* BEGIN *

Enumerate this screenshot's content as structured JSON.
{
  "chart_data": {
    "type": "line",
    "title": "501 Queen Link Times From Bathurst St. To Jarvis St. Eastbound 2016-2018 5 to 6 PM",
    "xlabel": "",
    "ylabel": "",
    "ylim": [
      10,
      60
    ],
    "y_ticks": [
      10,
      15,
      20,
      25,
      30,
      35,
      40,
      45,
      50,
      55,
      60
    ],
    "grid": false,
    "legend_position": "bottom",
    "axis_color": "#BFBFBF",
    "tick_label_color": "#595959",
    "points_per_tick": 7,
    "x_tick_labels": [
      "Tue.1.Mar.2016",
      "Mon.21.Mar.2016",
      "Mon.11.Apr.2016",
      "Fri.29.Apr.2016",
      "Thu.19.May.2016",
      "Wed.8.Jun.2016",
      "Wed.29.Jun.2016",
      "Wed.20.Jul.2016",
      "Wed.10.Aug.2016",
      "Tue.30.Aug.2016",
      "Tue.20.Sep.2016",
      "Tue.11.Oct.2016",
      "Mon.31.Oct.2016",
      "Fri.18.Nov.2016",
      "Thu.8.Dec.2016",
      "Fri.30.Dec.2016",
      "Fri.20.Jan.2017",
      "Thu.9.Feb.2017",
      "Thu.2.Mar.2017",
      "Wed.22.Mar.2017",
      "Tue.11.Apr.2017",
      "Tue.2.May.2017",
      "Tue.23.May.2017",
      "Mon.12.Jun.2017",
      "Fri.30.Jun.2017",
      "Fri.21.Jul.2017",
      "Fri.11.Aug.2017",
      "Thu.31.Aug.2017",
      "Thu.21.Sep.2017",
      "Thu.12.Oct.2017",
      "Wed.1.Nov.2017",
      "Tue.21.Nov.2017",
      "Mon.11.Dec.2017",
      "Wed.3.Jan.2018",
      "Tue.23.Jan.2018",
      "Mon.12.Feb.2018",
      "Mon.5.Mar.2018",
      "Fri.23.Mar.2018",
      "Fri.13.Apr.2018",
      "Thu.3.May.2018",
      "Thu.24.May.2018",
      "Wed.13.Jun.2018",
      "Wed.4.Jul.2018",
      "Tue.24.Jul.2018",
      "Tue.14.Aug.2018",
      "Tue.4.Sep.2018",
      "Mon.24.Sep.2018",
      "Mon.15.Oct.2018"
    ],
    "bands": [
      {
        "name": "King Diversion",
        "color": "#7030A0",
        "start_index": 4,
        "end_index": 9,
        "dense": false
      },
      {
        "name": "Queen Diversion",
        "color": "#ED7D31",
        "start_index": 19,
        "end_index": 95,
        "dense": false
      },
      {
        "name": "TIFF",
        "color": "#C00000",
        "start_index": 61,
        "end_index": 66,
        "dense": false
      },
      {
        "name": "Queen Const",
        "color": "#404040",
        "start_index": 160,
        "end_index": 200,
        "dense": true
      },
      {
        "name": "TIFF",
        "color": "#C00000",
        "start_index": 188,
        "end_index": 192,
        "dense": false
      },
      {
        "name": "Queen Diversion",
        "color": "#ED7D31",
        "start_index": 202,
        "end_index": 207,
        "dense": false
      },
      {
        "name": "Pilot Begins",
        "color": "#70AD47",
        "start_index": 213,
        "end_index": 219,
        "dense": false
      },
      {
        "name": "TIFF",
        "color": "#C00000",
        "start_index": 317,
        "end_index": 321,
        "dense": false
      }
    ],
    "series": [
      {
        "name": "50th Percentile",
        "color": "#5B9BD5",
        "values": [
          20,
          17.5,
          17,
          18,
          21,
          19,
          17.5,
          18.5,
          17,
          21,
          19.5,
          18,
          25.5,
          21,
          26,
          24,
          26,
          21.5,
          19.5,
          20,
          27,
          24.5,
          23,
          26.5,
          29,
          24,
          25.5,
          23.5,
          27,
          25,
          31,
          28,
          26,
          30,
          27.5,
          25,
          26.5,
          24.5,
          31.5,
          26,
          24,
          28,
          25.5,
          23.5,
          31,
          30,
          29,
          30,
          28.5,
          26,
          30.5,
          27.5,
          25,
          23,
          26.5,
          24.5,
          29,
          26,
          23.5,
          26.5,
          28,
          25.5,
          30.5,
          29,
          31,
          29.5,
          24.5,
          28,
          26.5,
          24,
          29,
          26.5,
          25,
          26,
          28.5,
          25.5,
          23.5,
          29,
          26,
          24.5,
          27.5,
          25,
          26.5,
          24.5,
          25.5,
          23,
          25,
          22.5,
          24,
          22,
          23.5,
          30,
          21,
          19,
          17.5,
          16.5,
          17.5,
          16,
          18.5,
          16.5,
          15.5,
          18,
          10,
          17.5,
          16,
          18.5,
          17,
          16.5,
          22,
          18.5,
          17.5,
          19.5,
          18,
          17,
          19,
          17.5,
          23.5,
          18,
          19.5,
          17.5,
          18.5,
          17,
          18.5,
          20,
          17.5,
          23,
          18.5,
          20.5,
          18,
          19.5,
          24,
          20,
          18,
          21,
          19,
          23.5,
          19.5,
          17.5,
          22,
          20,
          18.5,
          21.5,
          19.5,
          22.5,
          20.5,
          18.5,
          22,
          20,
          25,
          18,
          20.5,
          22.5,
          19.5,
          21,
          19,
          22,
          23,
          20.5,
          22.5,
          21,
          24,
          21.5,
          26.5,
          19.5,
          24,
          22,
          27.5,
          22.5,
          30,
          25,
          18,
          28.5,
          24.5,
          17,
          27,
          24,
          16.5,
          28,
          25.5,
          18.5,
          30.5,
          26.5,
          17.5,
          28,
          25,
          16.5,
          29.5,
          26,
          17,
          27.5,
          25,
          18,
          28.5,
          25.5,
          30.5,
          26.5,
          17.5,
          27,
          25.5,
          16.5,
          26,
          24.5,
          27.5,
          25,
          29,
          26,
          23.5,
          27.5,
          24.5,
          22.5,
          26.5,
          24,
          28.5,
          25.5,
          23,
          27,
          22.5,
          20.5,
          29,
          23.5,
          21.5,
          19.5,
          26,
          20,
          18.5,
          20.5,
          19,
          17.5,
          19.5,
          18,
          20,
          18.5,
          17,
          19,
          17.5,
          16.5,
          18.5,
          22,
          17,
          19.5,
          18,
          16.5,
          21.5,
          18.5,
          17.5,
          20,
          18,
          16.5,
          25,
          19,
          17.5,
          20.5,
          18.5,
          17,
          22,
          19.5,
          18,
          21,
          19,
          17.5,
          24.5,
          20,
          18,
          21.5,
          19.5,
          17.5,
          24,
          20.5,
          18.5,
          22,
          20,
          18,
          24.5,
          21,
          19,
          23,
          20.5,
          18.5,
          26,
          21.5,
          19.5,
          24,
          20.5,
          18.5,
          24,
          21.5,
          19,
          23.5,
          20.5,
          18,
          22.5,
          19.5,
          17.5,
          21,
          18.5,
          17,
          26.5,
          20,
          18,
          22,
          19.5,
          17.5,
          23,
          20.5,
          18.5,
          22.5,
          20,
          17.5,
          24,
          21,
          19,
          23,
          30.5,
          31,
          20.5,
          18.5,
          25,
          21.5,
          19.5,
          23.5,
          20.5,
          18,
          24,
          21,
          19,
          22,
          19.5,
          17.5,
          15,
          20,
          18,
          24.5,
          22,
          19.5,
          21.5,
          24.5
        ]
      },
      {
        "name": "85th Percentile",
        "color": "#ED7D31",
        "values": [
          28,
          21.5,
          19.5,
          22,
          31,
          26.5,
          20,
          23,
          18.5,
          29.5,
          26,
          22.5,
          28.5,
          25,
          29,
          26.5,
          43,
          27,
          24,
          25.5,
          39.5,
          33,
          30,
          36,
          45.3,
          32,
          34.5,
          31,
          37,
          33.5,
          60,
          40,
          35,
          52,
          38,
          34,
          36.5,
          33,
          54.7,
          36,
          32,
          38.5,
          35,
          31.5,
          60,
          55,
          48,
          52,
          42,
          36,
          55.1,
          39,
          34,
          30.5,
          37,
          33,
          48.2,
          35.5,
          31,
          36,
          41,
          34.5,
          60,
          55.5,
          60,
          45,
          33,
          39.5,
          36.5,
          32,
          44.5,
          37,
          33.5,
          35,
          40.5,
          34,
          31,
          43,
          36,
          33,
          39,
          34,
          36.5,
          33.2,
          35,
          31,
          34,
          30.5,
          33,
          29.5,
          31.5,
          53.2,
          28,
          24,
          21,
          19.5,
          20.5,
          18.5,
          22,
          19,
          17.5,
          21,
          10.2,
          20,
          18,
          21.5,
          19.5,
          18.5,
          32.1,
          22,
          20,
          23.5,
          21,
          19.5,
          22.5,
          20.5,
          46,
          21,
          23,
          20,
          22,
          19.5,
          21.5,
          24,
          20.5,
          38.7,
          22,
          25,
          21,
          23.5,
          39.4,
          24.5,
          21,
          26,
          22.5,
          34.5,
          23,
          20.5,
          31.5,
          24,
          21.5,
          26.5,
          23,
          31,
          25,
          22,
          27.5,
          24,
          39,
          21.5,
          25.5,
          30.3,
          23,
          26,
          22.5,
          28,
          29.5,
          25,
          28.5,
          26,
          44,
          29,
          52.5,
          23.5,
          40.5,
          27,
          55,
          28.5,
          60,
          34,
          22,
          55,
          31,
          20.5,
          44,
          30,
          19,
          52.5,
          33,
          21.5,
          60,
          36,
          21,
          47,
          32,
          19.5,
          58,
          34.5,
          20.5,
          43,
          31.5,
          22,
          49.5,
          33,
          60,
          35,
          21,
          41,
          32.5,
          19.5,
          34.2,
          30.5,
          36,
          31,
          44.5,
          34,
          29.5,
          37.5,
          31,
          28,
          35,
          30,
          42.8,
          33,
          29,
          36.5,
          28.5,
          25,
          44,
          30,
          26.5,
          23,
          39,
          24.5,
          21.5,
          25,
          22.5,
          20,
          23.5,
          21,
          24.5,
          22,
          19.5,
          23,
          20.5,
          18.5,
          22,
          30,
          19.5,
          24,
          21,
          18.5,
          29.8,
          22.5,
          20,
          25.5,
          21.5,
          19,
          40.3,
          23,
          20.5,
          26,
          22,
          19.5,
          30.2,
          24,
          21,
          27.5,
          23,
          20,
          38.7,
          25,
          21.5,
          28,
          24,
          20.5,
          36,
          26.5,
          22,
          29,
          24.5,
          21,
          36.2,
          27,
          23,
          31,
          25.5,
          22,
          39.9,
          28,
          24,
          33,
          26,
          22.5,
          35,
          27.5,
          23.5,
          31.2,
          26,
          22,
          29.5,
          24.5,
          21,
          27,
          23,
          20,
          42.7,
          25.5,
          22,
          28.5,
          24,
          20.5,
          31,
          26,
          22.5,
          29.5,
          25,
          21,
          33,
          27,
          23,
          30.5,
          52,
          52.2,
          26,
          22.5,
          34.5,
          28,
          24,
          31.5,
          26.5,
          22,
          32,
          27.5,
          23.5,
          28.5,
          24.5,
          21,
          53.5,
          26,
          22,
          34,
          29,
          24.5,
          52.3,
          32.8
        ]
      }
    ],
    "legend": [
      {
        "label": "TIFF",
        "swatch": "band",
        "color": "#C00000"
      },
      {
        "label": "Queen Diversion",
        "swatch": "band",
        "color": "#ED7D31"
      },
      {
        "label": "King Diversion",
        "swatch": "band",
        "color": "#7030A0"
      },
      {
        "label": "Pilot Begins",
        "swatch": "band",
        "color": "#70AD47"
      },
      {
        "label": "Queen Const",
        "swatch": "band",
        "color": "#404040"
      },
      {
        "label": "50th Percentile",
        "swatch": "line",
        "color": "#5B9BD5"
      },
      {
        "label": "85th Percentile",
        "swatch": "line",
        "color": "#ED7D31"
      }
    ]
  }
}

* END *

Prompt —
Check every line of the records above for the string "Begins" and say how many contain it, giving the number alone.

Full output —
2